Je jette un regard désolé sur le rôti de pintade farci que m’a préparé le vendeur du volailler.
Quand j’étends ce long bébé mollasson à la peau grumeleuse (je précise que je décris ma pièce de viande et qu’il ne s’agit pas du vendeur - quoi que…), je me mets à désespérer. La farce de chair et de foies de volaille dont une partie commence à s’échapper d’un interstice mal ficelé me fait craindre par son manque de gras et son hachage très fin d'obtenir une texture desséchée après cuisson. Par endroits subsistent sur la peau quelques duvets et coûtons que je m’empresse de neutraliser au
Bref je suis hautement inquiet du résultat final. D’ailleurs même l’auteur ne croyait pas en son œuvre : « Faîtes attention en découpant les tranches, il n’y a pas de barde, alors ça risque de s’écrouler ! »
C'est dire !
Mais tout comme quand le vin est tiré il faut le boire, quand la pintade est ficelée il faut la cuire.
Je prépare une garniture aromatique - carotte, céleri, et oignons taillés en grosse brunoise — que j’étends sur le fond d’un plat en fonte beurré. J’ajoute une gousse d’ail, une feuille de laurier, quelques cassures de poivre long et une pincée de poivre de Voatsiperifery. Puis je couche mon gros bébé mollasson que j’ai assaisonné d’une cuillerée de sel fin et d’une pincée de quatre-épices.
Je parsème de noisettes de beurre, je verse un verre d’eau au fond du plat en arme anti-dessiccation.
J’enfourne pour une heure et demie à 160 °C.
Je renouvellerai régulièrement le verre d’eau afin de maintenir l’humidité.
Il me faut passer à la préparation de la garniture.
En premier lieu, des gnocchis.
Je reprends grosso modo les proportions qui m’avaient jadis donné satisfaction.
http://sosgrisbiche.blogspot.com/2018/03/mon-lapin.html
Cette fois-ci ce seront 240 g de farine T55 et 2 jaunes d’œuf pour 800 g de purée de pomme de terre.

■ EXTRAITS DES LIGNES ■
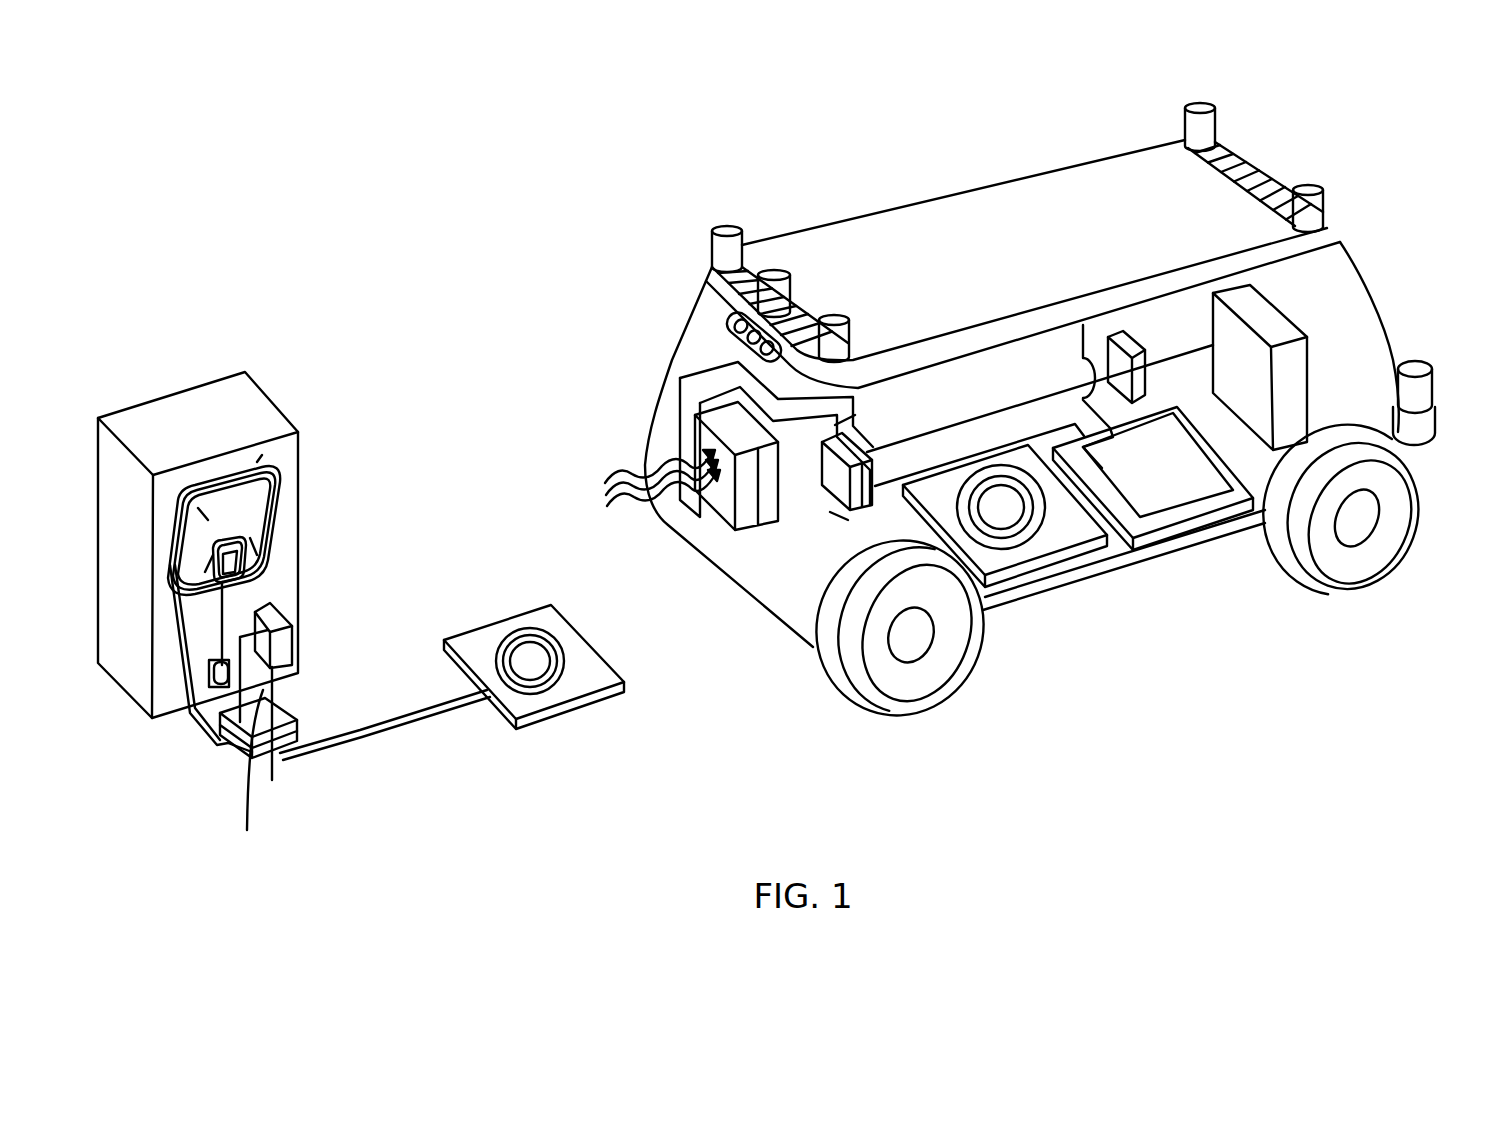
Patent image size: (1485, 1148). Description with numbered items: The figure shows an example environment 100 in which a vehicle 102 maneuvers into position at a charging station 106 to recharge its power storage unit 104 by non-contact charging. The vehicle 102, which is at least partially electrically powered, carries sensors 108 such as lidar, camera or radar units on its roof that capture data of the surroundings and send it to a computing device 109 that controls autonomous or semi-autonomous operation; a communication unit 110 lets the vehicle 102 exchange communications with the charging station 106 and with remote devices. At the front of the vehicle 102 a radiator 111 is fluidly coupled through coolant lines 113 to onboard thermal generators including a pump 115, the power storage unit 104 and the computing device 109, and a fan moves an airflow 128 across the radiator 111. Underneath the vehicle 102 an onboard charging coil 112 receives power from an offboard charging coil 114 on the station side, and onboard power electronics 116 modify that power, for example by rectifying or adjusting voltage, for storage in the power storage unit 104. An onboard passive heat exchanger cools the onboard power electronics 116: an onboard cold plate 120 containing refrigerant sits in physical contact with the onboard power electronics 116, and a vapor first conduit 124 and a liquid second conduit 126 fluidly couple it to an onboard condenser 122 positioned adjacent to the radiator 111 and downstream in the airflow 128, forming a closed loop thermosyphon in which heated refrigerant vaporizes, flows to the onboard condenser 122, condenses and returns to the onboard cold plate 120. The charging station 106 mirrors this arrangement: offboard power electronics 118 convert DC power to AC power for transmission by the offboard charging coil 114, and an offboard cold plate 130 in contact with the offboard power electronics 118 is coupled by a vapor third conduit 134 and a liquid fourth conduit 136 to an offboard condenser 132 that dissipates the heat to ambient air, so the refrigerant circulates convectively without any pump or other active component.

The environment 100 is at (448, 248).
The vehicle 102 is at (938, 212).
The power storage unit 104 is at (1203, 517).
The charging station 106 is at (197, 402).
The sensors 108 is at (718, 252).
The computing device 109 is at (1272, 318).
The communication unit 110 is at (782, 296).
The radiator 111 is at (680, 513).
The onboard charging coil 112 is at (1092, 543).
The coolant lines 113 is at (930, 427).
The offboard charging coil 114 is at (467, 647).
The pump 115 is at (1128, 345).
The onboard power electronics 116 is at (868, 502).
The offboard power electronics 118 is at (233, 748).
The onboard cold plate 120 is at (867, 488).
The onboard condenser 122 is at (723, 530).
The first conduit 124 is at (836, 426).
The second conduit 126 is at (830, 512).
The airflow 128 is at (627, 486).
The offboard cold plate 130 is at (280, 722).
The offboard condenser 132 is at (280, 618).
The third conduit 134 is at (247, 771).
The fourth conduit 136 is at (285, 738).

■ OBJECTIF DE L'EXERCICE ■
Prolongez le texte sur le rôti de pintade farci en reprenant juste après sa dernière phrase.

■ RÉSULTAT DE L'EXERCICE ■
Je façonne sur une planchette, procède à la cuisson.
Je réserve.
Passés sur la planche |
En second lieu, des champignons. Je nettoie à la brosse et au chiffon humide des pieds-de-mouton et des lentins du chêne dont je partage en deux les plus gros. Pour les chanterelles, il me suffit de les débarrasser d’une partie de leurs queues.
Je fais tomber tout ce petit monde sur un trait d’huile d’olive et une noisette de beurre. Quand les champignons ont perdu leur eau, je les noie sous 25 cl de crème liquide. Je sale, parsème d’une petite cuillerée de cinq-épices dont la note anisée devrait bien fonctionner et je laisse réduire à feu moyen.
Je réserve.
Trilogie de champignons |
La cuisson du rôti de pintade est achevée. Heureuse surprise, la pièce ne s’est pas écroulée lamentablement, la fuite de farce est restée modeste. Mais surtout la peau est devenue craquante à souhait.
Toutefois c’est encore avec inquiétude que je dépose le bébé plus du tout mollasson sur une planche et m’apprête à le découper. Je sors même mon couteau le plus performant - un japonais acéré. Aligatô ! Miracle… Les tranches se succèdent sans problème. Elles sont nettes, la farce manque sans doute un peu d‘onctuosité, mais elle n’est pas desséchée. Je remets à température les champignons et je réchauffe les gnocchis dans moult beurre demi-sel fondu.
Au bon beurre |
Tout est maintenant prêt pour dresser. Je termine en parsemant les gnocchis d'un peu de parmesan râpé et en arrosant les tranches de pintade farcie avec du jus prélevé au fond du plat de cuisson.
Elles ne cacabent plus |
Finalement, mes craintes étaient vaines. Toute la famille réunie se régale.
Je n’ai pas été le dindon de la farce que je m’imaginais être… Ouf
Pour sa part mon épouse et néanmoins pâtissière maison a confectionné un Bienenstich.
Il s’agit d’une pâte levée recouverte d’une masse aux amandes (tant pour tant miel, sucre, beurre porté à ébullition dans lequel on incorpore des amandes effilées) enfournée à 180 °C durant une demi-heure, puis fourrée après refroidissement d’une garniture consistant en un mélange d’une sorte de crème pâtissière affermie avec de l’agar-agar et de crème chantilly - donc une crème diplomate, me semble-t-il.
Merci aux abeilles (Bienen) ! |
Pas mauvais ma foi, même si la pâte manquait un peu de légèreté…
Une ancêtre de la tropézienne... |
Ce qui ne facilitait pas la découpe des parts !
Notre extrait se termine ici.